### [EXERCISE]
In your copy, repeat the records exactly and leave out the pictures.

### [DATA ENTRIES]
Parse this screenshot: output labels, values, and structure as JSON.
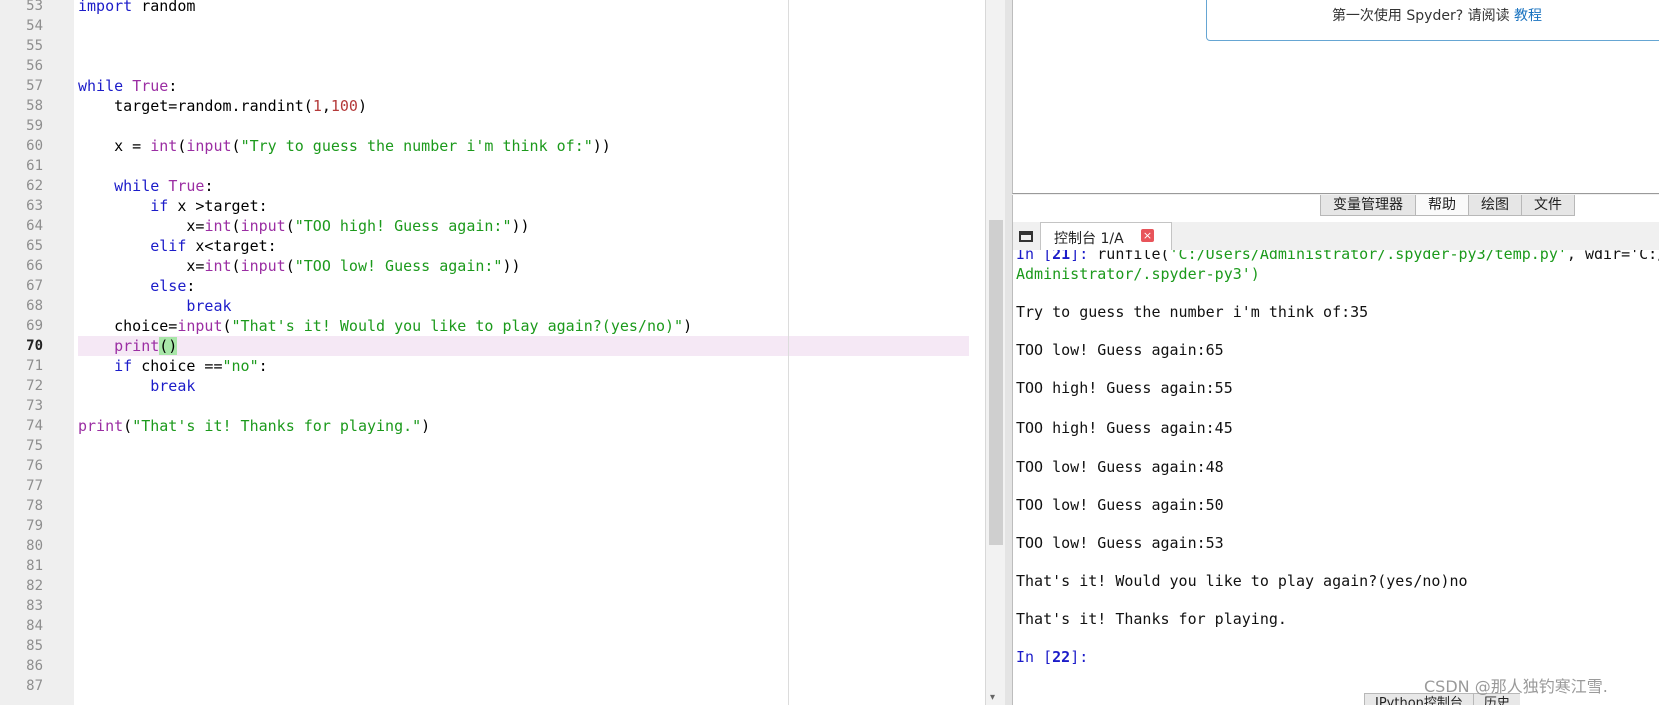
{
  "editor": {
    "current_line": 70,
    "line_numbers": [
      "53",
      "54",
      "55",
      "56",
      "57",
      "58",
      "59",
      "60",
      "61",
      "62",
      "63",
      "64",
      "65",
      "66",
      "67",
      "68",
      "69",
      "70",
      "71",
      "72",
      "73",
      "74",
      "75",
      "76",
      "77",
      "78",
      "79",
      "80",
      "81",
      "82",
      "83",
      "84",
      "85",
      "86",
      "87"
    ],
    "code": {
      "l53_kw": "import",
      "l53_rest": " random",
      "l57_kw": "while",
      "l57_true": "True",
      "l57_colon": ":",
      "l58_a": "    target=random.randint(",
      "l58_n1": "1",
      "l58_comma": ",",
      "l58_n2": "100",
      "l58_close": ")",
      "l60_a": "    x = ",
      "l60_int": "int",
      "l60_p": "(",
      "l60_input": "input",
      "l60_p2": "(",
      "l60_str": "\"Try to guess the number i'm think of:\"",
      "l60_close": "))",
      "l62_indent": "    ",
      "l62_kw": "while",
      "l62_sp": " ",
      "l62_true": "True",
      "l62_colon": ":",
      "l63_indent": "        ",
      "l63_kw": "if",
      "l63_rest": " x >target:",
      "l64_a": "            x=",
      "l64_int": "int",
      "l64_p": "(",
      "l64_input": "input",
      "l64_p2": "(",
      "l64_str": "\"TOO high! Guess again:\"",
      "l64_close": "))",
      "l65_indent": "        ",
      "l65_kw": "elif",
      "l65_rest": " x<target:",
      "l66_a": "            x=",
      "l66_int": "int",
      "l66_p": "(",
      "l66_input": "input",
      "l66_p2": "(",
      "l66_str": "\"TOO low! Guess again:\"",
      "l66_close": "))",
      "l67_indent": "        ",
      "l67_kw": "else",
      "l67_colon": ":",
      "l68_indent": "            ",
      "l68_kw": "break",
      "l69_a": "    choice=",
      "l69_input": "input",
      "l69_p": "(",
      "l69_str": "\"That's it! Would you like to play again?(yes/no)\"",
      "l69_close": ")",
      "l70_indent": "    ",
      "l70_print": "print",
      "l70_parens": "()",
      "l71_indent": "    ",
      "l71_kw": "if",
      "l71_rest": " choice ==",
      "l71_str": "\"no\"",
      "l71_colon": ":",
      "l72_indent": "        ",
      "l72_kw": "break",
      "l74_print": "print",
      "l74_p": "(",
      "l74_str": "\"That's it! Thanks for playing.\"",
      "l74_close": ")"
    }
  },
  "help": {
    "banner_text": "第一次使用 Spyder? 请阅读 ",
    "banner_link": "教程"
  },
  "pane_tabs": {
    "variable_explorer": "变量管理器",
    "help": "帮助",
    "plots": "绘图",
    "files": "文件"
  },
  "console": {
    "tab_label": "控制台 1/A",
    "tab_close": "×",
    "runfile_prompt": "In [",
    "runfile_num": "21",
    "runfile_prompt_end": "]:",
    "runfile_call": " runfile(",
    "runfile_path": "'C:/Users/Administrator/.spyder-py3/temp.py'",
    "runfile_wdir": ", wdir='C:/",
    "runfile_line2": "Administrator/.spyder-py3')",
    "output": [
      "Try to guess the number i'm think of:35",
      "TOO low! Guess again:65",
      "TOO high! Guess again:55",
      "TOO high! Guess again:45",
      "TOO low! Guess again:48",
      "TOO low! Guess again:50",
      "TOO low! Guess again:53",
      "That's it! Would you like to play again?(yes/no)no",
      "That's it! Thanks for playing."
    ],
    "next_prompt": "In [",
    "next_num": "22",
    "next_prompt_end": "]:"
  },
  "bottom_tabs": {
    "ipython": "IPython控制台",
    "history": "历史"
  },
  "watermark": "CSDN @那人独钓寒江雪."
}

### [WRITTEN ANSWER]
Parse this screenshot: output labels, values, and structure as JSON.
{
  "editor": {
    "current_line": 70,
    "line_numbers": [
      "53",
      "54",
      "55",
      "56",
      "57",
      "58",
      "59",
      "60",
      "61",
      "62",
      "63",
      "64",
      "65",
      "66",
      "67",
      "68",
      "69",
      "70",
      "71",
      "72",
      "73",
      "74",
      "75",
      "76",
      "77",
      "78",
      "79",
      "80",
      "81",
      "82",
      "83",
      "84",
      "85",
      "86",
      "87"
    ],
    "code": {
      "l53_kw": "import",
      "l53_rest": " random",
      "l57_kw": "while",
      "l57_true": "True",
      "l57_colon": ":",
      "l58_a": "    target=random.randint(",
      "l58_n1": "1",
      "l58_comma": ",",
      "l58_n2": "100",
      "l58_close": ")",
      "l60_a": "    x = ",
      "l60_int": "int",
      "l60_p": "(",
      "l60_input": "input",
      "l60_p2": "(",
      "l60_str": "\"Try to guess the number i'm think of:\"",
      "l60_close": "))",
      "l62_indent": "    ",
      "l62_kw": "while",
      "l62_sp": " ",
      "l62_true": "True",
      "l62_colon": ":",
      "l63_indent": "        ",
      "l63_kw": "if",
      "l63_rest": " x >target:",
      "l64_a": "            x=",
      "l64_int": "int",
      "l64_p": "(",
      "l64_input": "input",
      "l64_p2": "(",
      "l64_str": "\"TOO high! Guess again:\"",
      "l64_close": "))",
      "l65_indent": "        ",
      "l65_kw": "elif",
      "l65_rest": " x<target:",
      "l66_a": "            x=",
      "l66_int": "int",
      "l66_p": "(",
      "l66_input": "input",
      "l66_p2": "(",
      "l66_str": "\"TOO low! Guess again:\"",
      "l66_close": "))",
      "l67_indent": "        ",
      "l67_kw": "else",
      "l67_colon": ":",
      "l68_indent": "            ",
      "l68_kw": "break",
      "l69_a": "    choice=",
      "l69_input": "input",
      "l69_p": "(",
      "l69_str": "\"That's it! Would you like to play again?(yes/no)\"",
      "l69_close": ")",
      "l70_indent": "    ",
      "l70_print": "print",
      "l70_parens": "()",
      "l71_indent": "    ",
      "l71_kw": "if",
      "l71_rest": " choice ==",
      "l71_str": "\"no\"",
      "l71_colon": ":",
      "l72_indent": "        ",
      "l72_kw": "break",
      "l74_print": "print",
      "l74_p": "(",
      "l74_str": "\"That's it! Thanks for playing.\"",
      "l74_close": ")"
    }
  },
  "help": {
    "banner_text": "第一次使用 Spyder? 请阅读 ",
    "banner_link": "教程"
  },
  "pane_tabs": {
    "variable_explorer": "变量管理器",
    "help": "帮助",
    "plots": "绘图",
    "files": "文件"
  },
  "console": {
    "tab_label": "控制台 1/A",
    "tab_close": "×",
    "runfile_prompt": "In [",
    "runfile_num": "21",
    "runfile_prompt_end": "]:",
    "runfile_call": " runfile(",
    "runfile_path": "'C:/Users/Administrator/.spyder-py3/temp.py'",
    "runfile_wdir": ", wdir='C:/",
    "runfile_line2": "Administrator/.spyder-py3')",
    "output": [
      "Try to guess the number i'm think of:35",
      "TOO low! Guess again:65",
      "TOO high! Guess again:55",
      "TOO high! Guess again:45",
      "TOO low! Guess again:48",
      "TOO low! Guess again:50",
      "TOO low! Guess again:53",
      "That's it! Would you like to play again?(yes/no)no",
      "That's it! Thanks for playing."
    ],
    "next_prompt": "In [",
    "next_num": "22",
    "next_prompt_end": "]:"
  },
  "bottom_tabs": {
    "ipython": "IPython控制台",
    "history": "历史"
  },
  "watermark": "CSDN @那人独钓寒江雪."
}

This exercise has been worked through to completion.